**Instructions for the task**:
Copy each line with the word "TradingView" in it.

**Data for processing**:

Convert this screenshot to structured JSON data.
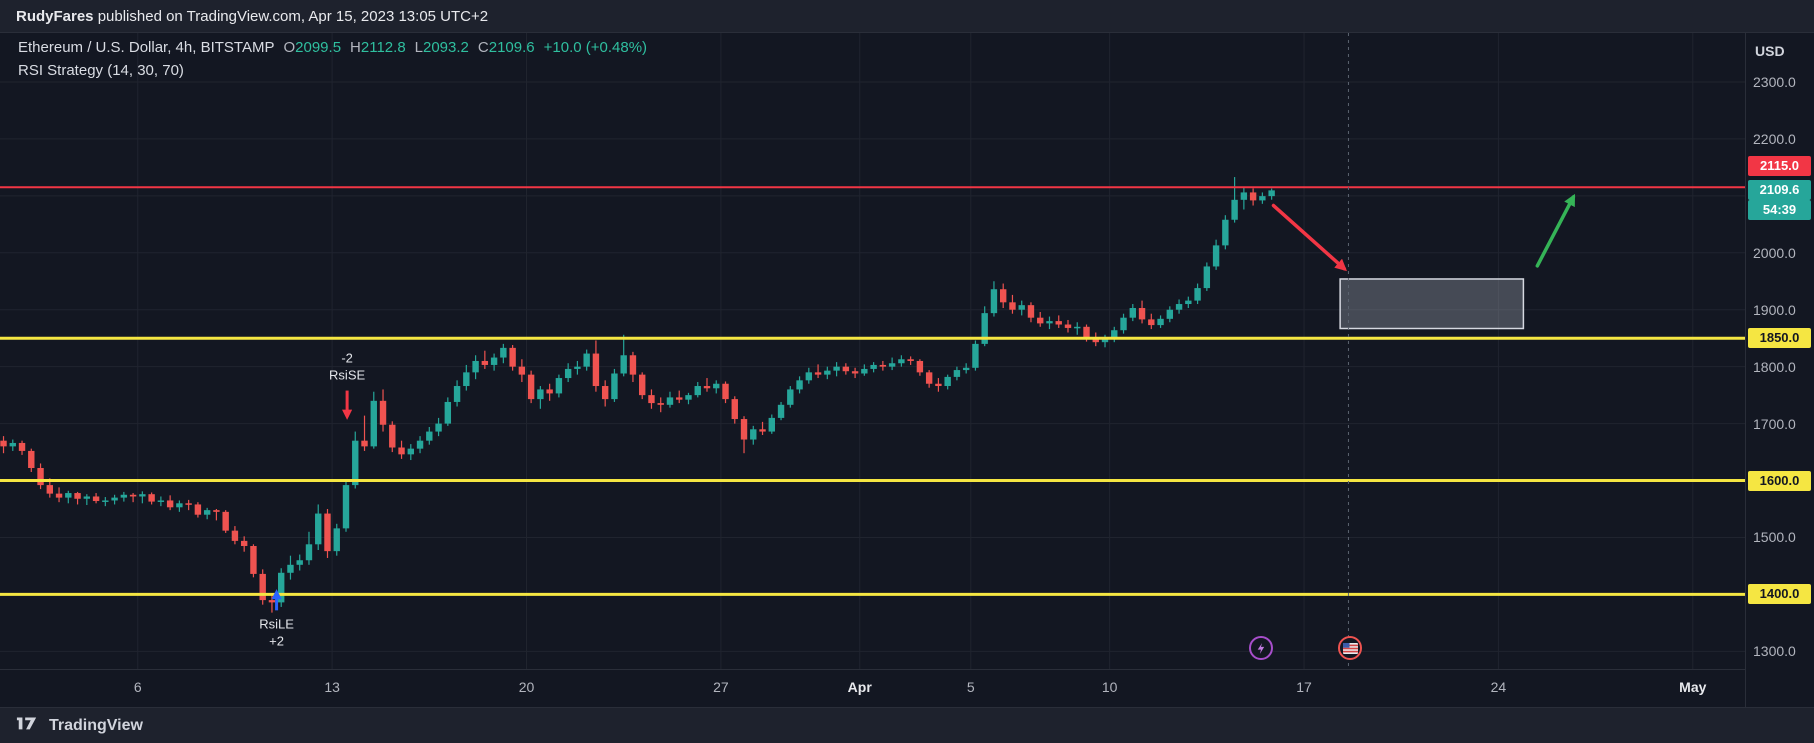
{
  "publish_bar": {
    "user": "RudyFares",
    "rest": " published on TradingView.com, Apr 15, 2023 13:05 UTC+2"
  },
  "legend": {
    "title": "Ethereum / U.S. Dollar, 4h, BITSTAMP",
    "ohlc": [
      {
        "k": "O",
        "v": "2099.5"
      },
      {
        "k": "H",
        "v": "2112.8"
      },
      {
        "k": "L",
        "v": "2093.2"
      },
      {
        "k": "C",
        "v": "2109.6"
      }
    ],
    "change": "+10.0 (+0.48%)",
    "indicator": "RSI Strategy (14, 30, 70)"
  },
  "price_axis": {
    "currency": "USD",
    "labels": [
      {
        "text": "2300.0",
        "price": 2300
      },
      {
        "text": "2200.0",
        "price": 2200
      },
      {
        "text": "2000.0",
        "price": 2000
      },
      {
        "text": "1900.0",
        "price": 1900
      },
      {
        "text": "1800.0",
        "price": 1800
      },
      {
        "text": "1700.0",
        "price": 1700
      },
      {
        "text": "1500.0",
        "price": 1500
      },
      {
        "text": "1300.0",
        "price": 1300
      }
    ],
    "badges": [
      {
        "text": "2115.0",
        "price": 2115,
        "bg": "#f23645",
        "fg": "#ffffff",
        "nudge": -21
      },
      {
        "text": "2109.6",
        "price": 2109.6,
        "bg": "#26a69a",
        "fg": "#ffffff",
        "nudge": 0
      },
      {
        "text": "54:39",
        "price": 2109.6,
        "bg": "#26a69a",
        "fg": "#ffffff",
        "nudge": 20
      },
      {
        "text": "1850.0",
        "price": 1850,
        "bg": "#f5e642",
        "fg": "#131722",
        "nudge": 0
      },
      {
        "text": "1600.0",
        "price": 1600,
        "bg": "#f5e642",
        "fg": "#131722",
        "nudge": 0
      },
      {
        "text": "1400.0",
        "price": 1400,
        "bg": "#f5e642",
        "fg": "#131722",
        "nudge": 0
      }
    ]
  },
  "time_axis": {
    "labels": [
      {
        "text": "6",
        "day": 5
      },
      {
        "text": "13",
        "day": 12
      },
      {
        "text": "20",
        "day": 19
      },
      {
        "text": "27",
        "day": 26
      },
      {
        "text": "Apr",
        "day": 31,
        "major": true
      },
      {
        "text": "5",
        "day": 35
      },
      {
        "text": "10",
        "day": 40
      },
      {
        "text": "17",
        "day": 47
      },
      {
        "text": "24",
        "day": 54
      },
      {
        "text": "May",
        "day": 61,
        "major": true
      }
    ]
  },
  "footer": {
    "brand": "TradingView"
  },
  "colors": {
    "background": "#131722",
    "grid": "#20242f",
    "up": "#26a69a",
    "down": "#ef5350",
    "yellow": "#f5e642",
    "red": "#f23645",
    "green_arrow": "#35b457",
    "blue": "#2962ff",
    "box_fill": "rgba(164,169,180,0.35)",
    "box_border": "#d5d8e0",
    "annotation_text": "#e3e5ea",
    "dashed_line": "#5c6370"
  },
  "chart_data": {
    "type": "candlestick",
    "title": "Ethereum / U.S. Dollar, 4h, BITSTAMP",
    "ylabel": "USD",
    "ylim": [
      1269,
      2386
    ],
    "xlim_days": [
      0.04,
      62.88
    ],
    "grid": true,
    "h_gridlines": [
      2300,
      2200,
      2100,
      2000,
      1900,
      1800,
      1700,
      1600,
      1500,
      1400,
      1300
    ],
    "v_gridline_days": [
      5,
      12,
      19,
      26,
      31,
      35,
      40,
      47,
      54,
      61
    ],
    "price_lines": [
      {
        "price": 2115,
        "color": "#f23645",
        "width": 2
      },
      {
        "price": 1850,
        "color": "#f5e642",
        "width": 3
      },
      {
        "price": 1600,
        "color": "#f5e642",
        "width": 3
      },
      {
        "price": 1400,
        "color": "#f5e642",
        "width": 3
      }
    ],
    "last_price": 2109.6,
    "countdown": "54:39",
    "candles": [
      [
        1670,
        1678,
        1648,
        1660
      ],
      [
        1660,
        1672,
        1652,
        1666
      ],
      [
        1666,
        1670,
        1645,
        1652
      ],
      [
        1652,
        1656,
        1615,
        1622
      ],
      [
        1622,
        1630,
        1585,
        1592
      ],
      [
        1592,
        1604,
        1570,
        1577
      ],
      [
        1577,
        1588,
        1562,
        1570
      ],
      [
        1570,
        1582,
        1560,
        1578
      ],
      [
        1578,
        1580,
        1558,
        1568
      ],
      [
        1568,
        1576,
        1557,
        1572
      ],
      [
        1572,
        1578,
        1560,
        1564
      ],
      [
        1564,
        1571,
        1555,
        1565
      ],
      [
        1565,
        1575,
        1558,
        1570
      ],
      [
        1570,
        1580,
        1563,
        1575
      ],
      [
        1575,
        1578,
        1562,
        1572
      ],
      [
        1572,
        1581,
        1560,
        1576
      ],
      [
        1576,
        1579,
        1558,
        1563
      ],
      [
        1563,
        1572,
        1555,
        1565
      ],
      [
        1565,
        1574,
        1548,
        1553
      ],
      [
        1553,
        1565,
        1545,
        1560
      ],
      [
        1560,
        1566,
        1548,
        1558
      ],
      [
        1558,
        1562,
        1535,
        1540
      ],
      [
        1540,
        1552,
        1532,
        1548
      ],
      [
        1548,
        1550,
        1530,
        1545
      ],
      [
        1545,
        1548,
        1508,
        1512
      ],
      [
        1512,
        1520,
        1488,
        1494
      ],
      [
        1494,
        1502,
        1475,
        1485
      ],
      [
        1485,
        1488,
        1430,
        1436
      ],
      [
        1436,
        1444,
        1382,
        1390
      ],
      [
        1390,
        1400,
        1368,
        1386
      ],
      [
        1386,
        1446,
        1378,
        1438
      ],
      [
        1438,
        1468,
        1426,
        1452
      ],
      [
        1452,
        1470,
        1442,
        1460
      ],
      [
        1460,
        1510,
        1452,
        1488
      ],
      [
        1488,
        1558,
        1478,
        1542
      ],
      [
        1542,
        1550,
        1464,
        1476
      ],
      [
        1476,
        1524,
        1468,
        1516
      ],
      [
        1516,
        1600,
        1510,
        1592
      ],
      [
        1592,
        1686,
        1586,
        1670
      ],
      [
        1670,
        1714,
        1652,
        1660
      ],
      [
        1660,
        1756,
        1656,
        1740
      ],
      [
        1740,
        1760,
        1686,
        1698
      ],
      [
        1698,
        1704,
        1650,
        1658
      ],
      [
        1658,
        1670,
        1638,
        1646
      ],
      [
        1646,
        1664,
        1636,
        1656
      ],
      [
        1656,
        1678,
        1648,
        1670
      ],
      [
        1670,
        1694,
        1663,
        1686
      ],
      [
        1686,
        1710,
        1678,
        1700
      ],
      [
        1700,
        1746,
        1696,
        1738
      ],
      [
        1738,
        1776,
        1730,
        1766
      ],
      [
        1766,
        1803,
        1758,
        1790
      ],
      [
        1790,
        1820,
        1778,
        1810
      ],
      [
        1810,
        1828,
        1796,
        1803
      ],
      [
        1803,
        1823,
        1793,
        1816
      ],
      [
        1816,
        1840,
        1806,
        1833
      ],
      [
        1833,
        1838,
        1793,
        1800
      ],
      [
        1800,
        1813,
        1773,
        1786
      ],
      [
        1786,
        1793,
        1736,
        1743
      ],
      [
        1743,
        1766,
        1726,
        1760
      ],
      [
        1760,
        1770,
        1740,
        1753
      ],
      [
        1753,
        1786,
        1746,
        1780
      ],
      [
        1780,
        1806,
        1773,
        1796
      ],
      [
        1796,
        1810,
        1786,
        1800
      ],
      [
        1800,
        1830,
        1793,
        1823
      ],
      [
        1823,
        1846,
        1756,
        1766
      ],
      [
        1766,
        1776,
        1730,
        1743
      ],
      [
        1743,
        1796,
        1738,
        1788
      ],
      [
        1788,
        1856,
        1783,
        1820
      ],
      [
        1820,
        1826,
        1773,
        1786
      ],
      [
        1786,
        1790,
        1743,
        1750
      ],
      [
        1750,
        1760,
        1726,
        1736
      ],
      [
        1736,
        1746,
        1720,
        1733
      ],
      [
        1733,
        1756,
        1728,
        1746
      ],
      [
        1746,
        1758,
        1736,
        1742
      ],
      [
        1742,
        1754,
        1734,
        1750
      ],
      [
        1750,
        1773,
        1746,
        1766
      ],
      [
        1766,
        1780,
        1756,
        1762
      ],
      [
        1762,
        1776,
        1753,
        1770
      ],
      [
        1770,
        1774,
        1736,
        1743
      ],
      [
        1743,
        1748,
        1700,
        1708
      ],
      [
        1708,
        1713,
        1648,
        1672
      ],
      [
        1672,
        1696,
        1663,
        1690
      ],
      [
        1690,
        1703,
        1680,
        1686
      ],
      [
        1686,
        1716,
        1682,
        1710
      ],
      [
        1710,
        1738,
        1706,
        1733
      ],
      [
        1733,
        1766,
        1728,
        1760
      ],
      [
        1760,
        1783,
        1753,
        1776
      ],
      [
        1776,
        1798,
        1770,
        1790
      ],
      [
        1790,
        1804,
        1780,
        1786
      ],
      [
        1786,
        1800,
        1778,
        1793
      ],
      [
        1793,
        1808,
        1783,
        1800
      ],
      [
        1800,
        1806,
        1786,
        1792
      ],
      [
        1792,
        1798,
        1780,
        1788
      ],
      [
        1788,
        1804,
        1784,
        1796
      ],
      [
        1796,
        1808,
        1790,
        1803
      ],
      [
        1803,
        1810,
        1793,
        1800
      ],
      [
        1800,
        1816,
        1794,
        1806
      ],
      [
        1806,
        1820,
        1800,
        1813
      ],
      [
        1813,
        1818,
        1803,
        1810
      ],
      [
        1810,
        1813,
        1784,
        1790
      ],
      [
        1790,
        1794,
        1763,
        1770
      ],
      [
        1770,
        1780,
        1756,
        1766
      ],
      [
        1766,
        1786,
        1760,
        1782
      ],
      [
        1782,
        1800,
        1776,
        1794
      ],
      [
        1794,
        1806,
        1788,
        1798
      ],
      [
        1798,
        1846,
        1793,
        1840
      ],
      [
        1840,
        1906,
        1836,
        1894
      ],
      [
        1894,
        1950,
        1888,
        1936
      ],
      [
        1936,
        1946,
        1903,
        1913
      ],
      [
        1913,
        1926,
        1893,
        1900
      ],
      [
        1900,
        1916,
        1890,
        1908
      ],
      [
        1908,
        1913,
        1878,
        1886
      ],
      [
        1886,
        1896,
        1870,
        1876
      ],
      [
        1876,
        1888,
        1866,
        1880
      ],
      [
        1880,
        1890,
        1868,
        1874
      ],
      [
        1874,
        1882,
        1860,
        1868
      ],
      [
        1868,
        1878,
        1856,
        1870
      ],
      [
        1870,
        1874,
        1844,
        1850
      ],
      [
        1850,
        1860,
        1836,
        1843
      ],
      [
        1843,
        1856,
        1834,
        1848
      ],
      [
        1848,
        1870,
        1843,
        1864
      ],
      [
        1864,
        1893,
        1858,
        1886
      ],
      [
        1886,
        1910,
        1880,
        1903
      ],
      [
        1903,
        1916,
        1876,
        1883
      ],
      [
        1883,
        1893,
        1866,
        1873
      ],
      [
        1873,
        1890,
        1868,
        1884
      ],
      [
        1884,
        1906,
        1878,
        1900
      ],
      [
        1900,
        1918,
        1893,
        1910
      ],
      [
        1910,
        1923,
        1903,
        1916
      ],
      [
        1916,
        1946,
        1910,
        1938
      ],
      [
        1938,
        1983,
        1933,
        1976
      ],
      [
        1976,
        2023,
        1970,
        2013
      ],
      [
        2013,
        2066,
        2006,
        2058
      ],
      [
        2058,
        2133,
        2053,
        2093
      ],
      [
        2093,
        2116,
        2076,
        2106
      ],
      [
        2106,
        2113,
        2083,
        2092
      ],
      [
        2092,
        2106,
        2086,
        2099.5
      ],
      [
        2099.5,
        2112.8,
        2093.2,
        2109.6
      ]
    ],
    "annotations": {
      "long_entry_marker": {
        "labels": [
          "RsiLE",
          "+2"
        ],
        "day": 10.0,
        "tail_price": 1372,
        "tip_price": 1404,
        "color": "#2962ff"
      },
      "short_entry_marker": {
        "labels": [
          "-2",
          "RsiSE"
        ],
        "day": 12.54,
        "tail_price": 1758,
        "tip_price": 1712,
        "color": "#f23645"
      },
      "red_arrow": {
        "from_day": 45.9,
        "from_price": 2083,
        "to_day": 48.45,
        "to_price": 1972
      },
      "green_arrow": {
        "from_day": 55.4,
        "from_price": 1977,
        "to_day": 56.7,
        "to_price": 2098
      },
      "box": {
        "from_day": 48.3,
        "to_day": 54.9,
        "from_price": 1867,
        "to_price": 1954
      },
      "dashed_line_day": 48.6,
      "events": [
        {
          "icon": "lightning",
          "day": 45.46
        },
        {
          "icon": "us-flag",
          "day": 48.67
        }
      ]
    }
  }
}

**Output of the task**:
    "rest": " published on TradingView.com, Apr 15, 2023 13:05 UTC+2"
    "brand": "TradingView"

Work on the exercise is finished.